+++ DATASET +++
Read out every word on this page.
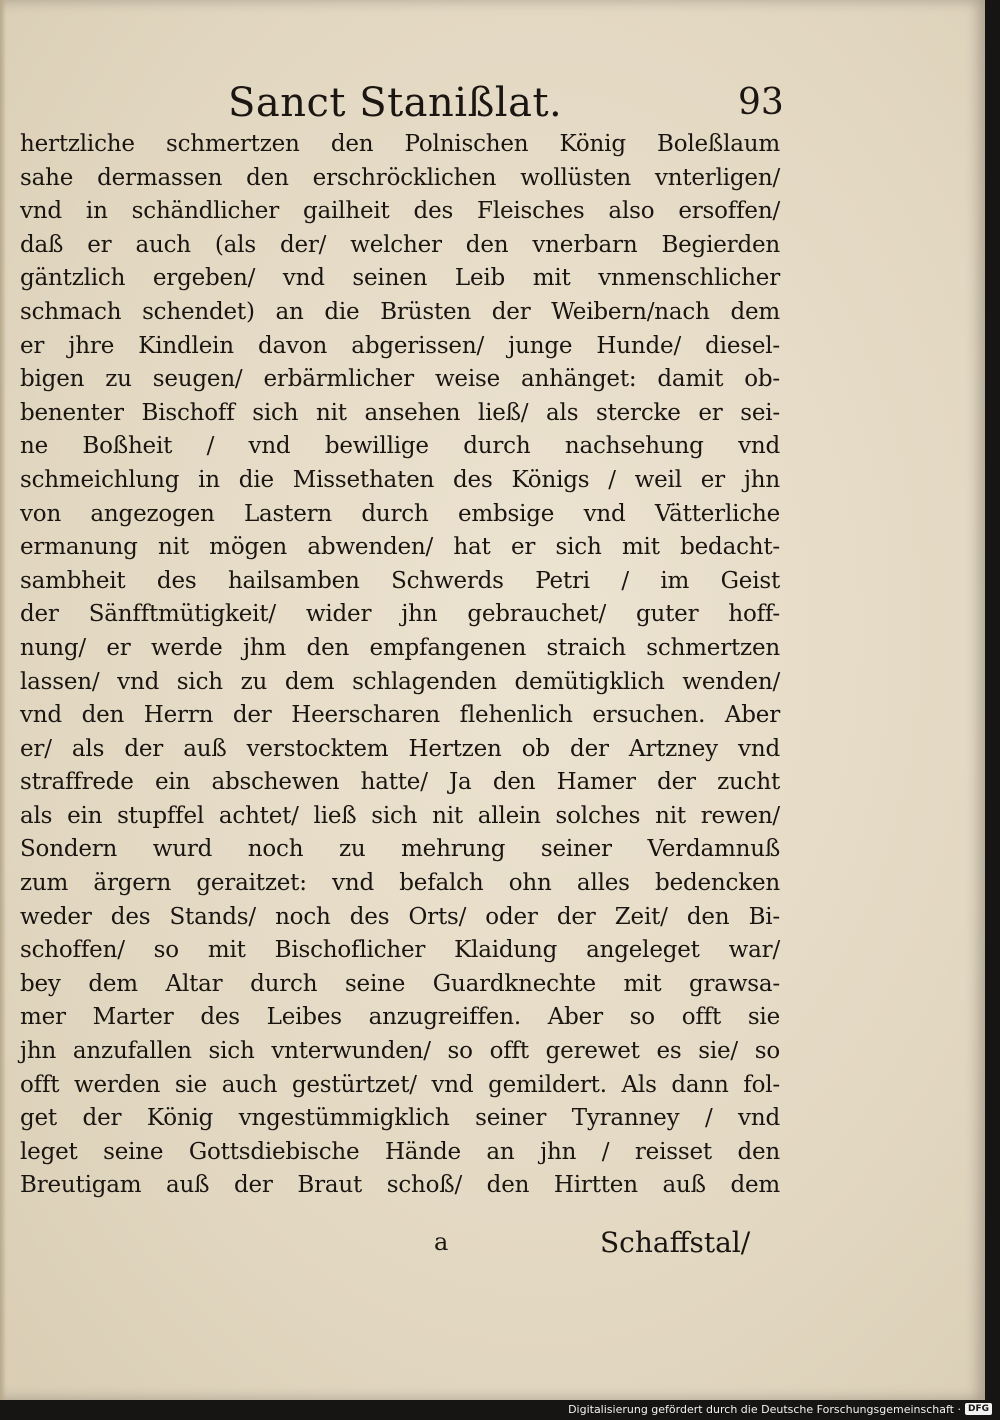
Sanct Stanißlat.	93
hertzliche schmertzen den Polnischen König Boleßlaum
sahe dermassen den erschröcklichen wollüsten vnterligen/
vnd in schändlicher gailheit des Fleisches also ersoffen/
daß er auch (als der/ welcher den vnerbarn Begierden
gäntzlich ergeben/ vnd seinen Leib mit vnmenschlicher
schmach schendet) an die Brüsten der Weibern/nach dem
er jhre Kindlein davon abgerissen/ junge Hunde/ diesel-
bigen zu seugen/ erbärmlicher weise anhänget: damit ob-
benenter Bischoff sich nit ansehen ließ/ als stercke er sei-
ne Boßheit / vnd bewillige durch nachsehung vnd
schmeichlung in die Missethaten des Königs / weil er jhn
von angezogen Lastern durch embsige vnd Vätterliche
ermanung nit mögen abwenden/ hat er sich mit bedacht-
sambheit des hailsamben Schwerds Petri / im Geist
der Sänfftmütigkeit/ wider jhn gebrauchet/ guter hoff-
nung/ er werde jhm den empfangenen straich schmertzen
lassen/ vnd sich zu dem schlagenden demütigklich wenden/
vnd den Herrn der Heerscharen flehenlich ersuchen. Aber
er/ als der auß verstocktem Hertzen ob der Artzney vnd
straffrede ein abschewen hatte/ Ja den Hamer der zucht
als ein stupffel achtet/ ließ sich nit allein solches nit rewen/
Sondern wurd noch zu mehrung seiner Verdamnuß
zum ärgern geraitzet: vnd befalch ohn alles bedencken
weder des Stands/ noch des Orts/ oder der Zeit/ den Bi-
schoffen/ so mit Bischoflicher Klaidung angeleget war/
bey dem Altar durch seine Guardknechte mit grawsa-
mer Marter des Leibes anzugreiffen. Aber so offt sie
jhn anzufallen sich vnterwunden/ so offt gerewet es sie/ so
offt werden sie auch gestürtzet/ vnd gemildert. Als dann fol-
get der König vngestümmigklich seiner Tyranney / vnd
leget seine Gottsdiebische Hände an jhn / reisset den
Breutigam auß der Braut schoß/ den Hirtten auß dem
a	Schaffstal/
Digitalisierung gefördert durch die Deutsche Forschungsgemeinschaft · DFG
+++
DO THIS: Using the records above, find and show each line with the string "ließ".

RESULT BELOW:
benenter Bischoff sich nit ansehen ließ/ als stercke er sei-
als ein stupffel achtet/ ließ sich nit allein solches nit rewen/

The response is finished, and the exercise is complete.